**What the task requires**.
Give as output the line that contains "Convert this document image to plain text.", followed by every remaining line of the entries, unchanged and with nothing added.

**Data to process**.
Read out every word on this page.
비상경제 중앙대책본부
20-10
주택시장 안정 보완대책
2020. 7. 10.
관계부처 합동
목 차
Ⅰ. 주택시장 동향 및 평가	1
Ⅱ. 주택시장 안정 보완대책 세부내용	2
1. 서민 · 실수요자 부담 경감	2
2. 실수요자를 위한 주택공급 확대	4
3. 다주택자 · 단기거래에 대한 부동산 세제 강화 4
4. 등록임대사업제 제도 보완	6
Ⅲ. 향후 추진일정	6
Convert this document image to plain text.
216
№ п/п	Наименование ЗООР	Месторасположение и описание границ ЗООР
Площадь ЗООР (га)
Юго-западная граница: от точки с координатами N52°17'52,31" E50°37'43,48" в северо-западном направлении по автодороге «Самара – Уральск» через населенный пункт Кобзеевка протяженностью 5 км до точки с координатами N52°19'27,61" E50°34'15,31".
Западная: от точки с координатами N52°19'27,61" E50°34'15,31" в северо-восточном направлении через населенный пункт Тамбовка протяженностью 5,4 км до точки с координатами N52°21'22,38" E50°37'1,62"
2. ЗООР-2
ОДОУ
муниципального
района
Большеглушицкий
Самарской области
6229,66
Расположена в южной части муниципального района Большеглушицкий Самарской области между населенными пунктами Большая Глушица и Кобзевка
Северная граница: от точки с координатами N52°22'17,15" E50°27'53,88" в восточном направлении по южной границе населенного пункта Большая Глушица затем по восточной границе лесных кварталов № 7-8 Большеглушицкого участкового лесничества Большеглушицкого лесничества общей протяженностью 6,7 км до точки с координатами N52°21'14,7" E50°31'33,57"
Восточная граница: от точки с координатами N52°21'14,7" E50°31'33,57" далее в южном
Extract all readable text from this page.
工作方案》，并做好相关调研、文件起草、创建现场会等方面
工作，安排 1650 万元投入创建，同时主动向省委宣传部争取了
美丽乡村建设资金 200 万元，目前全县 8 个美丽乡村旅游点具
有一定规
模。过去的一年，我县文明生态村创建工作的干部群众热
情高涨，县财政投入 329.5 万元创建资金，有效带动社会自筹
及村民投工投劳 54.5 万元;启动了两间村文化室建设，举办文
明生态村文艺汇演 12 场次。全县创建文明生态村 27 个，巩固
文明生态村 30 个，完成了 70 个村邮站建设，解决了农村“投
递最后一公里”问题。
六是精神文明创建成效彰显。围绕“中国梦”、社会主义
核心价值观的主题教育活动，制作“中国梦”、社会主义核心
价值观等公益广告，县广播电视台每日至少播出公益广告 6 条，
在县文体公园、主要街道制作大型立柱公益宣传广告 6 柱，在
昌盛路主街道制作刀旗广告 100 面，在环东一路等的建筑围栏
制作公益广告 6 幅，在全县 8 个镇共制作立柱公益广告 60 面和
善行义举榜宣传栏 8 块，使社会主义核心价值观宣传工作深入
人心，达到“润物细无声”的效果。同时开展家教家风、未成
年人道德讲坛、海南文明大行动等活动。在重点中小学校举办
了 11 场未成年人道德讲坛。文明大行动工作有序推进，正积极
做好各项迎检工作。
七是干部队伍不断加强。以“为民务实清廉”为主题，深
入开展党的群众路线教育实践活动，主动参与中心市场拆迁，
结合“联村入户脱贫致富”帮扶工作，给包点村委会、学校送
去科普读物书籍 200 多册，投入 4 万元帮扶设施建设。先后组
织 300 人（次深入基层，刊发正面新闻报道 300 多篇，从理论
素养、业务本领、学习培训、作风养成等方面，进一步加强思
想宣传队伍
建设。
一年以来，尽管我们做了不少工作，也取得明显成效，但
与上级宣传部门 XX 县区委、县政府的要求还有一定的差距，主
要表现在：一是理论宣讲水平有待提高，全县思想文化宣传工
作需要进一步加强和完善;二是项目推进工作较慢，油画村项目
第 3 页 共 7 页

**Reply to the task**.
Convert this document image to plain text.
216
№ п/п	Наименование ЗООР	Месторасположение и описание границ ЗООР
Площадь ЗООР (га)
Юго-западная граница: от точки с координатами N52°17'52,31" E50°37'43,48" в северо-западном направлении по автодороге «Самара – Уральск» через населенный пункт Кобзеевка протяженностью 5 км до точки с координатами N52°19'27,61" E50°34'15,31".
Западная: от точки с координатами N52°19'27,61" E50°34'15,31" в северо-восточном направлении через населенный пункт Тамбовка протяженностью 5,4 км до точки с координатами N52°21'22,38" E50°37'1,62"
2. ЗООР-2
ОДОУ
муниципального
района
Большеглушицкий
Самарской области
6229,66
Расположена в южной части муниципального района Большеглушицкий Самарской области между населенными пунктами Большая Глушица и Кобзевка
Северная граница: от точки с координатами N52°22'17,15" E50°27'53,88" в восточном направлении по южной границе населенного пункта Большая Глушица затем по восточной границе лесных кварталов № 7-8 Большеглушицкого участкового лесничества Большеглушицкого лесничества общей протяженностью 6,7 км до точки с координатами N52°21'14,7" E50°31'33,57"
Восточная граница: от точки с координатами N52°21'14,7" E50°31'33,57" далее в южном
Extract all readable text from this page.
工作方案》，并做好相关调研、文件起草、创建现场会等方面
工作，安排 1650 万元投入创建，同时主动向省委宣传部争取了
美丽乡村建设资金 200 万元，目前全县 8 个美丽乡村旅游点具
有一定规
模。过去的一年，我县文明生态村创建工作的干部群众热
情高涨，县财政投入 329.5 万元创建资金，有效带动社会自筹
及村民投工投劳 54.5 万元;启动了两间村文化室建设，举办文
明生态村文艺汇演 12 场次。全县创建文明生态村 27 个，巩固
文明生态村 30 个，完成了 70 个村邮站建设，解决了农村“投
递最后一公里”问题。
六是精神文明创建成效彰显。围绕“中国梦”、社会主义
核心价值观的主题教育活动，制作“中国梦”、社会主义核心
价值观等公益广告，县广播电视台每日至少播出公益广告 6 条，
在县文体公园、主要街道制作大型立柱公益宣传广告 6 柱，在
昌盛路主街道制作刀旗广告 100 面，在环东一路等的建筑围栏
制作公益广告 6 幅，在全县 8 个镇共制作立柱公益广告 60 面和
善行义举榜宣传栏 8 块，使社会主义核心价值观宣传工作深入
人心，达到“润物细无声”的效果。同时开展家教家风、未成
年人道德讲坛、海南文明大行动等活动。在重点中小学校举办
了 11 场未成年人道德讲坛。文明大行动工作有序推进，正积极
做好各项迎检工作。
七是干部队伍不断加强。以“为民务实清廉”为主题，深
入开展党的群众路线教育实践活动，主动参与中心市场拆迁，
结合“联村入户脱贫致富”帮扶工作，给包点村委会、学校送
去科普读物书籍 200 多册，投入 4 万元帮扶设施建设。先后组
织 300 人（次深入基层，刊发正面新闻报道 300 多篇，从理论
素养、业务本领、学习培训、作风养成等方面，进一步加强思
想宣传队伍
建设。
一年以来，尽管我们做了不少工作，也取得明显成效，但
与上级宣传部门 XX 县区委、县政府的要求还有一定的差距，主
要表现在：一是理论宣讲水平有待提高，全县思想文化宣传工
作需要进一步加强和完善;二是项目推进工作较慢，油画村项目
第 3 页 共 7 页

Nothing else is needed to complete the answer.